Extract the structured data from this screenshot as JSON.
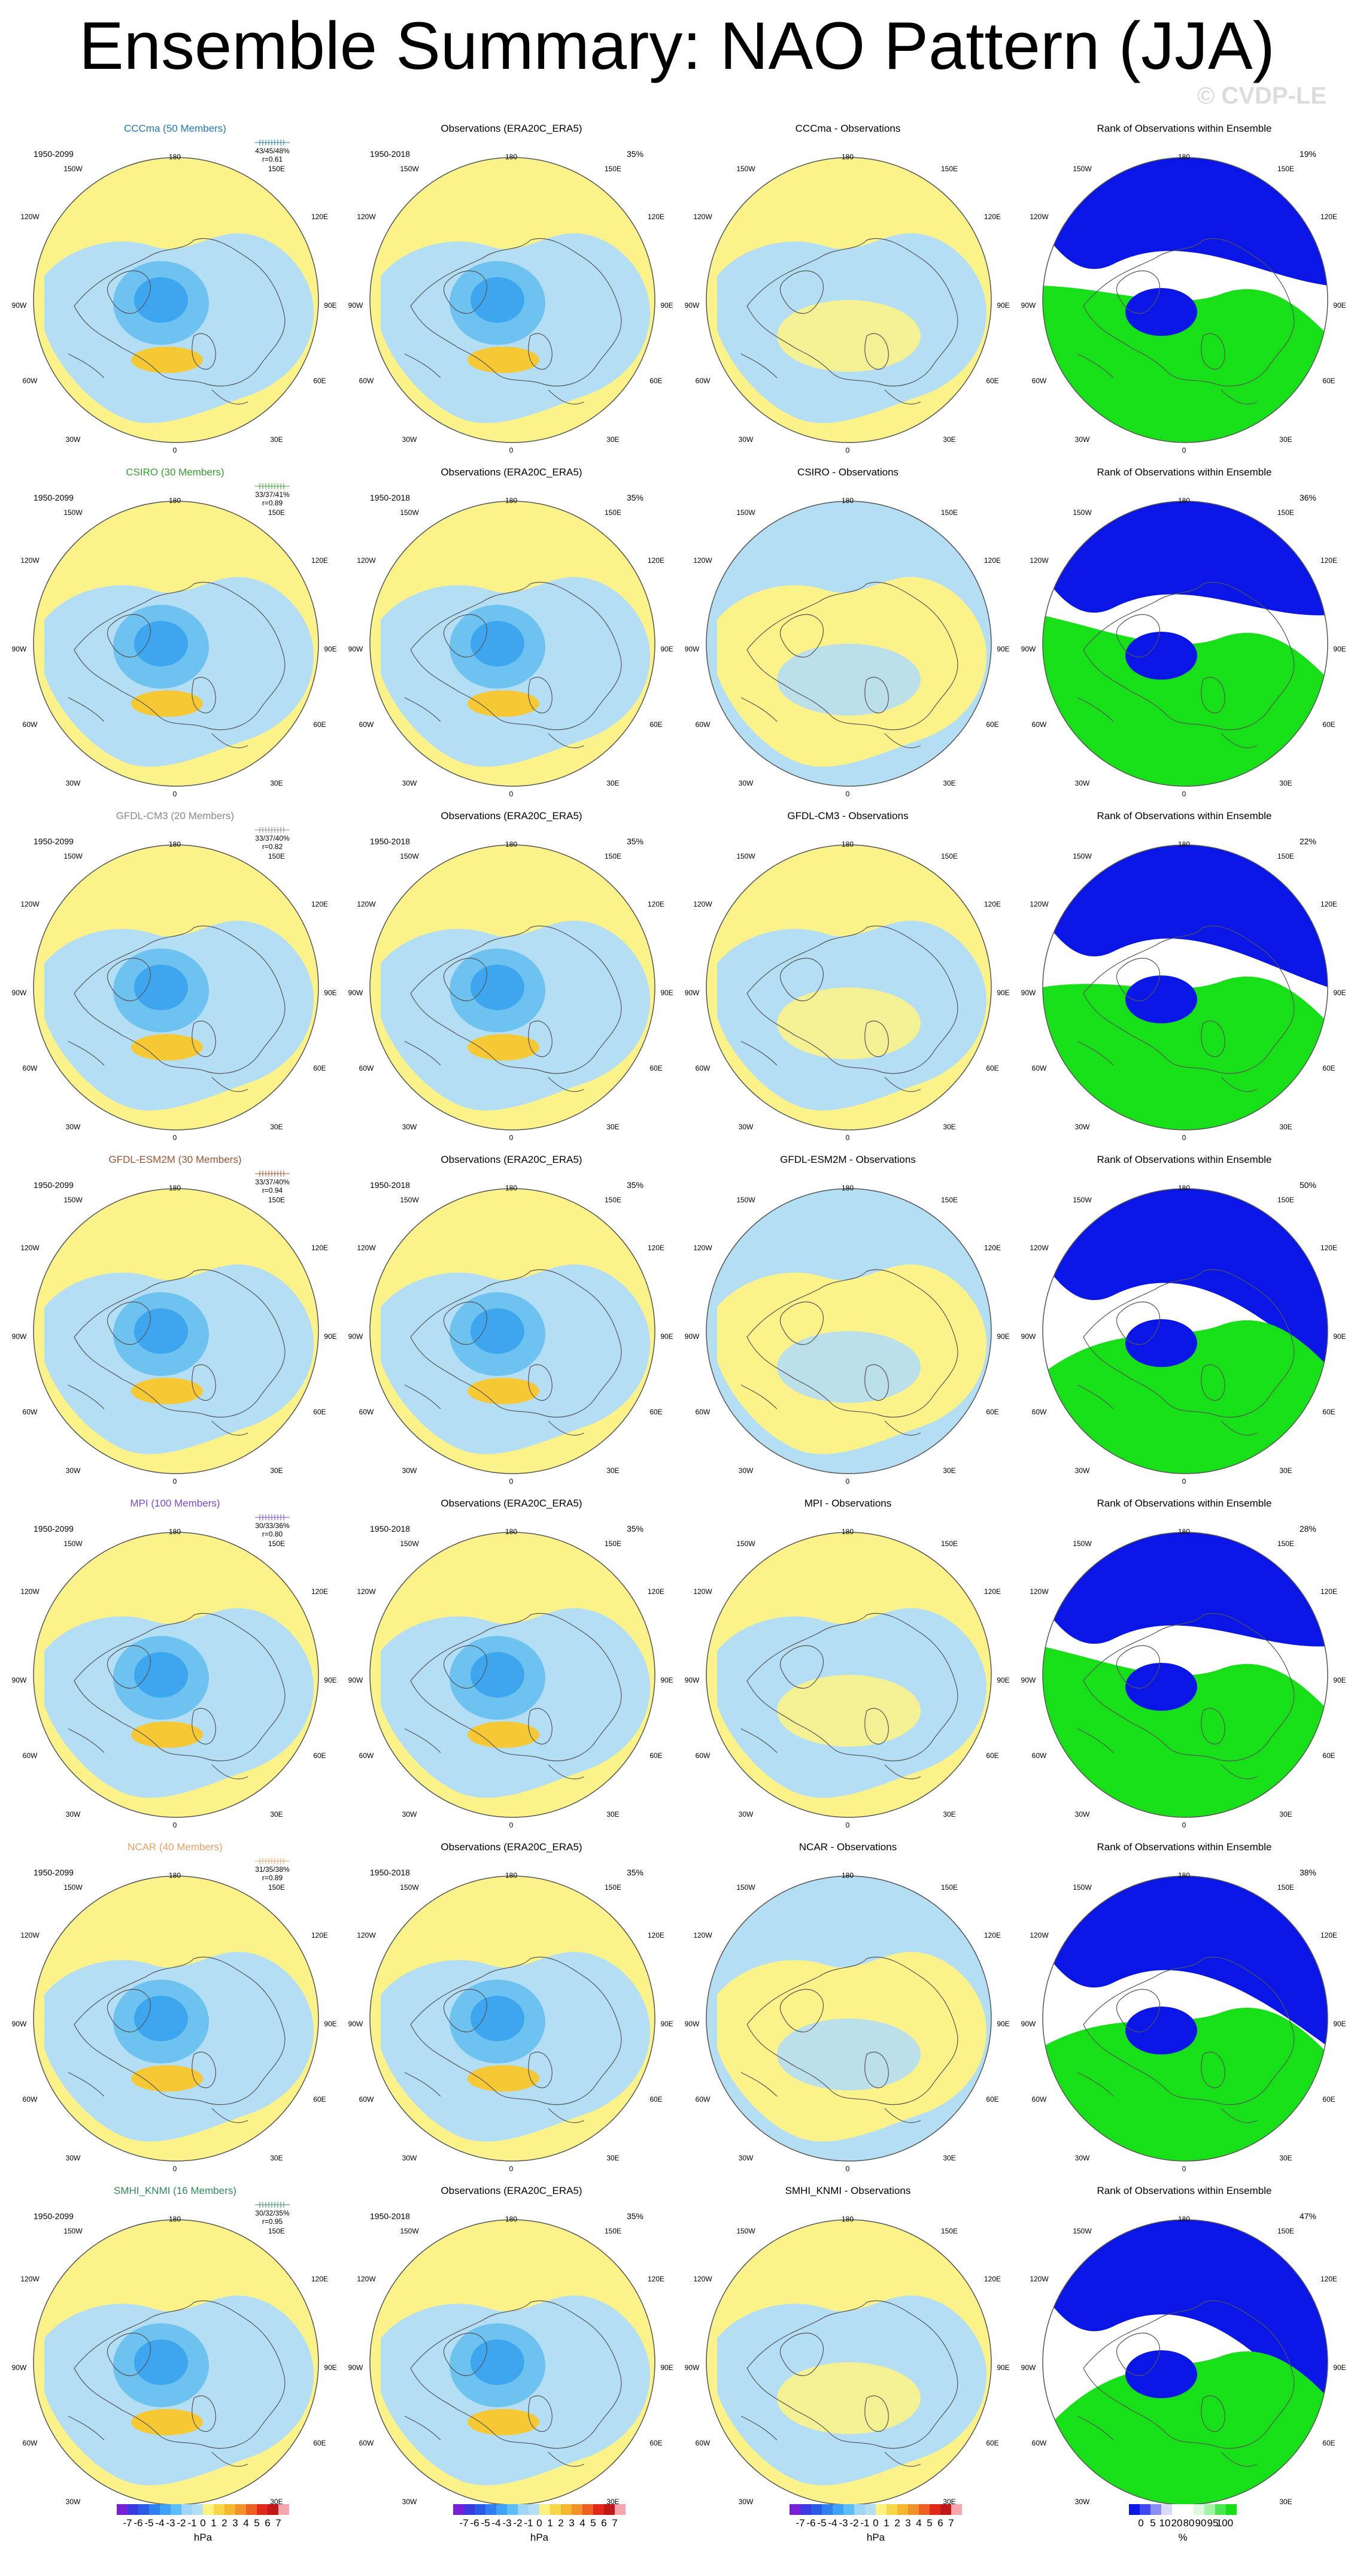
{
  "title": "Ensemble Summary: NAO Pattern (JJA)",
  "watermark": "© CVDP-LE",
  "geo_labels": {
    "top": "180",
    "bottom": "0",
    "left": "90W",
    "right": "90E",
    "ul": "150W",
    "ur": "150E",
    "ml": "120W",
    "mr": "120E",
    "ll": "60W",
    "lr": "60E",
    "bl": "30W",
    "br": "30E"
  },
  "rows": [
    {
      "model": "CCCma (50 Members)",
      "model_color": "#1f78b4",
      "period": "1950-2099",
      "stats": "43/45/48%",
      "r": "r=0.61",
      "obs_title": "Observations (ERA20C_ERA5)",
      "obs_period": "1950-2018",
      "obs_pct": "35%",
      "diff_title": "CCCma - Observations",
      "rank_title": "Rank of Observations within Ensemble",
      "rank_pct": "19%",
      "rank_green": 0.55
    },
    {
      "model": "CSIRO (30 Members)",
      "model_color": "#33a02c",
      "period": "1950-2099",
      "stats": "33/37/41%",
      "r": "r=0.89",
      "obs_title": "Observations (ERA20C_ERA5)",
      "obs_period": "1950-2018",
      "obs_pct": "35%",
      "diff_title": "CSIRO - Observations",
      "rank_title": "Rank of Observations within Ensemble",
      "rank_pct": "36%",
      "rank_green": 0.6
    },
    {
      "model": "GFDL-CM3 (20 Members)",
      "model_color": "#888888",
      "period": "1950-2099",
      "stats": "33/37/40%",
      "r": "r=0.82",
      "obs_title": "Observations (ERA20C_ERA5)",
      "obs_period": "1950-2018",
      "obs_pct": "35%",
      "diff_title": "GFDL-CM3 - Observations",
      "rank_title": "Rank of Observations within Ensemble",
      "rank_pct": "22%",
      "rank_green": 0.5
    },
    {
      "model": "GFDL-ESM2M (30 Members)",
      "model_color": "#a0522d",
      "period": "1950-2099",
      "stats": "33/37/40%",
      "r": "r=0.94",
      "obs_title": "Observations (ERA20C_ERA5)",
      "obs_period": "1950-2018",
      "obs_pct": "35%",
      "diff_title": "GFDL-ESM2M - Observations",
      "rank_title": "Rank of Observations within Ensemble",
      "rank_pct": "50%",
      "rank_green": 0.35
    },
    {
      "model": "MPI (100 Members)",
      "model_color": "#7b48d6",
      "period": "1950-2099",
      "stats": "30/33/36%",
      "r": "r=0.80",
      "obs_title": "Observations (ERA20C_ERA5)",
      "obs_period": "1950-2018",
      "obs_pct": "35%",
      "diff_title": "MPI - Observations",
      "rank_title": "Rank of Observations within Ensemble",
      "rank_pct": "28%",
      "rank_green": 0.6
    },
    {
      "model": "NCAR (40 Members)",
      "model_color": "#e8a060",
      "period": "1950-2099",
      "stats": "31/35/38%",
      "r": "r=0.89",
      "obs_title": "Observations (ERA20C_ERA5)",
      "obs_period": "1950-2018",
      "obs_pct": "35%",
      "diff_title": "NCAR - Observations",
      "rank_title": "Rank of Observations within Ensemble",
      "rank_pct": "38%",
      "rank_green": 0.4
    },
    {
      "model": "SMHI_KNMI (16 Members)",
      "model_color": "#2e8b57",
      "period": "1950-2099",
      "stats": "30/32/35%",
      "r": "r=0.95",
      "obs_title": "Observations (ERA20C_ERA5)",
      "obs_period": "1950-2018",
      "obs_pct": "35%",
      "diff_title": "SMHI_KNMI - Observations",
      "rank_title": "Rank of Observations within Ensemble",
      "rank_pct": "47%",
      "rank_green": 0.25
    }
  ],
  "colorbar_hpa": {
    "ticks": [
      "-7",
      "-6",
      "-5",
      "-4",
      "-3",
      "-2",
      "-1",
      "0",
      "1",
      "2",
      "3",
      "4",
      "5",
      "6",
      "7"
    ],
    "unit": "hPa",
    "colors": [
      "#7a1fd8",
      "#3b39e0",
      "#2a5be6",
      "#2f7ff0",
      "#3fa1f5",
      "#5dbdf7",
      "#9fd5f5",
      "#b4def4",
      "#fbf27f",
      "#f8d64a",
      "#f6b730",
      "#f3922a",
      "#ee5f22",
      "#e0281b",
      "#c0181a",
      "#f6a7ae"
    ]
  },
  "colorbar_rank": {
    "ticks": [
      "0",
      "5",
      "10",
      "20",
      "80",
      "90",
      "95",
      "100"
    ],
    "unit": "%",
    "colors": [
      "#0a16e6",
      "#4048ef",
      "#8a8ef3",
      "#d9dafb",
      "#ffffff",
      "#ffffff",
      "#ddf8dd",
      "#a4f2a6",
      "#4ee552",
      "#14e014"
    ]
  },
  "palette": {
    "blue_light": "#b4def4",
    "blue_mid": "#6dc2f0",
    "blue_dark": "#3ea6ef",
    "yellow": "#fbf38a",
    "orange": "#f6c934",
    "rank_blue": "#0a16e6",
    "rank_green": "#18e018"
  }
}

--- Directions for this task ---
Tally the lines of the data that contain the string "GFDL" and report the total alone.

--- Solution ---
4